• **TEXTO PROPORCIONADO**:
Argentina y ACIFAD no están solos en esta crisis.
Las experiencias de Andrea, Patricia y Mabel son notablemente similares a las de las mujeres de otros países. La organización argentina forma parte de una red más amplia conocida como la Red Internacional de Mujeres Familiares de Personas Privadas de Libertad (RIMUF), que incluye organizaciones lideradas por mujeres de Brasil, Colombia, Costa Rica, Ecuador, El Salvador, México y España. Estableciendo vínculos entre los países, uno de los objetivos de la red es visibilizar el impacto del encarcelamiento en las familias, especialmente en la vida de las mujeres familiares, mostrando cómo este impacto se vive de igual forma en toda la región. De la mano de este objetivo, la red busca crear garantías para los derechos de las personas afectadas por el encarcelamiento.
Las mujeres de la red cuentan experiencias inquietantemente similares: desde el momento en que sus hijos, hijas, hermanos, hermanas, madres o padres fueron detenidos, sus vidas cambiaron instantáneamente. Se enfrentan a sistemas hostiles, violentos y arbitrarios que perpetran graves violaciones de los derechos humanos. En la mayoría de los casos, las familiares apenas reciben información sobre el estado del caso o sobre cómo se encuentra su ser querido hasta que pueden visitarlo en el interior, lo que supone otro obstáculo plagado de dificultades.

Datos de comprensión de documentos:

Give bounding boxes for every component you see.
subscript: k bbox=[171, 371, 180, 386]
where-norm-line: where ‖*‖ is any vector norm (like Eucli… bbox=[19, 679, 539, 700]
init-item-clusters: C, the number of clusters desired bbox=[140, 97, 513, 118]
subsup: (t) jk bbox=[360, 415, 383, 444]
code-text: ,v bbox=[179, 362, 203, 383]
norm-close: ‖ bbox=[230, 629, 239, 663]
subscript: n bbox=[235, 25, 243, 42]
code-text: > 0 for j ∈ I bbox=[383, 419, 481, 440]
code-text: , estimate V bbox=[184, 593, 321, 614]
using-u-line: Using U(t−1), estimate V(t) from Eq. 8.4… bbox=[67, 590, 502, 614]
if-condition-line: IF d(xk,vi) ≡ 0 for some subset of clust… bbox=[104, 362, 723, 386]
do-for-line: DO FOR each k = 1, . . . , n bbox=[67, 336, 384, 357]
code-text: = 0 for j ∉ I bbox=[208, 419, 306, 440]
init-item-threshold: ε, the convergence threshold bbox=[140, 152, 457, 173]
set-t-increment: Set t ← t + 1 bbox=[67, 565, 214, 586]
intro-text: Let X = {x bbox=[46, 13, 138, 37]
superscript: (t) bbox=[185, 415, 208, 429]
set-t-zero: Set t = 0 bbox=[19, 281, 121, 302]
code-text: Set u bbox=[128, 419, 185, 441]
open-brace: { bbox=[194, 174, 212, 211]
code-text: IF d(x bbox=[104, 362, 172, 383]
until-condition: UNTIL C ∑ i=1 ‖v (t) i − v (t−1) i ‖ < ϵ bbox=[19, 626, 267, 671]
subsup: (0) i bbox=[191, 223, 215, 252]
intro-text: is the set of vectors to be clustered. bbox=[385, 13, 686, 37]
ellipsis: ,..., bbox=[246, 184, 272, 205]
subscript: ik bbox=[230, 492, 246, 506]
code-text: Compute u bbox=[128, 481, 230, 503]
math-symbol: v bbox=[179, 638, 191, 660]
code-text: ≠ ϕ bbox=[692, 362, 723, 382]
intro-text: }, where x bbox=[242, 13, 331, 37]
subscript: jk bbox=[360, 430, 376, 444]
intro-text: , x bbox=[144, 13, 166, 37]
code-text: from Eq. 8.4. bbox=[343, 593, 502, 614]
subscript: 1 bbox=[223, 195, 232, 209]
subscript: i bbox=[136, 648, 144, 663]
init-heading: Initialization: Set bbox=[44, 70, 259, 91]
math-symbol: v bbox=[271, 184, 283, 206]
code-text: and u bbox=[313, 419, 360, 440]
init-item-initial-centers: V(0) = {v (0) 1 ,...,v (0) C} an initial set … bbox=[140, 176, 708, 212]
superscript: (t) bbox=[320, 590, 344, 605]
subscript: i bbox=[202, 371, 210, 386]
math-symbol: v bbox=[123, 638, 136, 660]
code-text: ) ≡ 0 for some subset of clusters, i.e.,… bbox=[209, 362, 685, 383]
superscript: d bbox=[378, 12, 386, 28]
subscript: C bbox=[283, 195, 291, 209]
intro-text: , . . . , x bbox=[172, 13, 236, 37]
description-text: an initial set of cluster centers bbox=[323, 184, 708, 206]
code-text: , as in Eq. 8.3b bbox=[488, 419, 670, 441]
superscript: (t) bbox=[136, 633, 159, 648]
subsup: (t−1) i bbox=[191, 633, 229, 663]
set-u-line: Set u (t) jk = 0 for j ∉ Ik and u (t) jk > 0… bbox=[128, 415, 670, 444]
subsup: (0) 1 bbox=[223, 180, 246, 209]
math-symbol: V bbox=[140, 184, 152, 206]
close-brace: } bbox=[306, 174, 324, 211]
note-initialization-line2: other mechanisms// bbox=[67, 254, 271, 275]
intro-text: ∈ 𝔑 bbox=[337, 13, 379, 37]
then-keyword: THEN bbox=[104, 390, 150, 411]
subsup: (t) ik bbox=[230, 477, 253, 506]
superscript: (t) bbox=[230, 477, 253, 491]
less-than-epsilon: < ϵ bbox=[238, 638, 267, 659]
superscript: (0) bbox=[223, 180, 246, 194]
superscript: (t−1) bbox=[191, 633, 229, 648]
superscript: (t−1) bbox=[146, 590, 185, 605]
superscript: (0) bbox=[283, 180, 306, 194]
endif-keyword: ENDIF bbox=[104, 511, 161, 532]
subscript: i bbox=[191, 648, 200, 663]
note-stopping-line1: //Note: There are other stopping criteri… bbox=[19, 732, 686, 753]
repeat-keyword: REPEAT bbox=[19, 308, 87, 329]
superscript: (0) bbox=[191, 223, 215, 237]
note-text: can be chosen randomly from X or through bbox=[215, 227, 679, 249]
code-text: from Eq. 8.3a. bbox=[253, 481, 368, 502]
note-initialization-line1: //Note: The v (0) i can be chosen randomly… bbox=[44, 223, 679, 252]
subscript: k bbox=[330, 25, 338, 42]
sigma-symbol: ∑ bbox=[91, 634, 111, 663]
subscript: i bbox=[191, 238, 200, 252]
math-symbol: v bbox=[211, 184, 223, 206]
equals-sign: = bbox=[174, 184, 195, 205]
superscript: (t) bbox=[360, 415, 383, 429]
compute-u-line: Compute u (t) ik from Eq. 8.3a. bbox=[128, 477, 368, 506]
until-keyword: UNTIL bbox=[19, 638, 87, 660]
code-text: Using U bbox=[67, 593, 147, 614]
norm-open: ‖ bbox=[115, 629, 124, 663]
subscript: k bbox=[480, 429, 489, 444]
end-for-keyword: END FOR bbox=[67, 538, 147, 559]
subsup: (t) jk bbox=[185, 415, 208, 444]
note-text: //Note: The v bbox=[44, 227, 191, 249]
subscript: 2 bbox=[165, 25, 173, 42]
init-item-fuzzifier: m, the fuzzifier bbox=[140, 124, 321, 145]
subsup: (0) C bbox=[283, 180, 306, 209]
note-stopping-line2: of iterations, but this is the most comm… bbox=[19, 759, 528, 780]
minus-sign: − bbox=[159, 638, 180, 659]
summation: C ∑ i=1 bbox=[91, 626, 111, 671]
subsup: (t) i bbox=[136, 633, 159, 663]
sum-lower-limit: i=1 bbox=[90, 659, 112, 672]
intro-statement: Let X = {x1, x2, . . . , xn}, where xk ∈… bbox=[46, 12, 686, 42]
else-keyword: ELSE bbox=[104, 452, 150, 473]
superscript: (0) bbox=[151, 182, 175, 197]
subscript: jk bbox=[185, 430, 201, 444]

• **PREGUNTAS PARA RESPONDER**:
(1) Responde estas preguntas a partir del texto sobre la red RIMUF:
(a) ¿Qué organización, además de Argentina, no está sola en esta crisis?
(b) ¿Cuál es el nombre completo de la red de la que forma parte la organización argentina?
(c) ¿Con qué tres adjetivos se describen los sistemas a los que se enfrentan las mujeres de la red?
(2) Duplica un fragmento del texto sobre la red RIMUF. Empieza en las palabras "Argentina y ACIFAD" y detente después de las palabras "por el encarcelamiento.".
El listado no guarda ninguna relación con el texto sobre la red RIMUF.

• **RESPUESTAS DEL EJERCICIO**:
(1)
(a) ACIFAD.
(b) Red Internacional de Mujeres Familiares de Personas Privadas de Libertad.
(c) Hostiles, violentos y arbitrarios.

(2)
Argentina y ACIFAD no están solos en esta crisis.
Las experiencias de Andrea, Patricia y Mabel son notablemente similares a las de las mujeres de otros países. La organización argentina forma parte de una red más amplia conocida como la Red Internacional de Mujeres Familiares de Personas Privadas de Libertad (RIMUF), que incluye organizaciones lideradas por mujeres de Brasil, Colombia, Costa Rica, Ecuador, El Salvador, México y España. Estableciendo vínculos entre los países, uno de los objetivos de la red es visibilizar el impacto del encarcelamiento en las familias, especialmente en la vida de las mujeres familiares, mostrando cómo este impacto se vive de igual forma en toda la región. De la mano de este objetivo, la red busca crear garantías para los derechos de las personas afectadas por el encarcelamiento.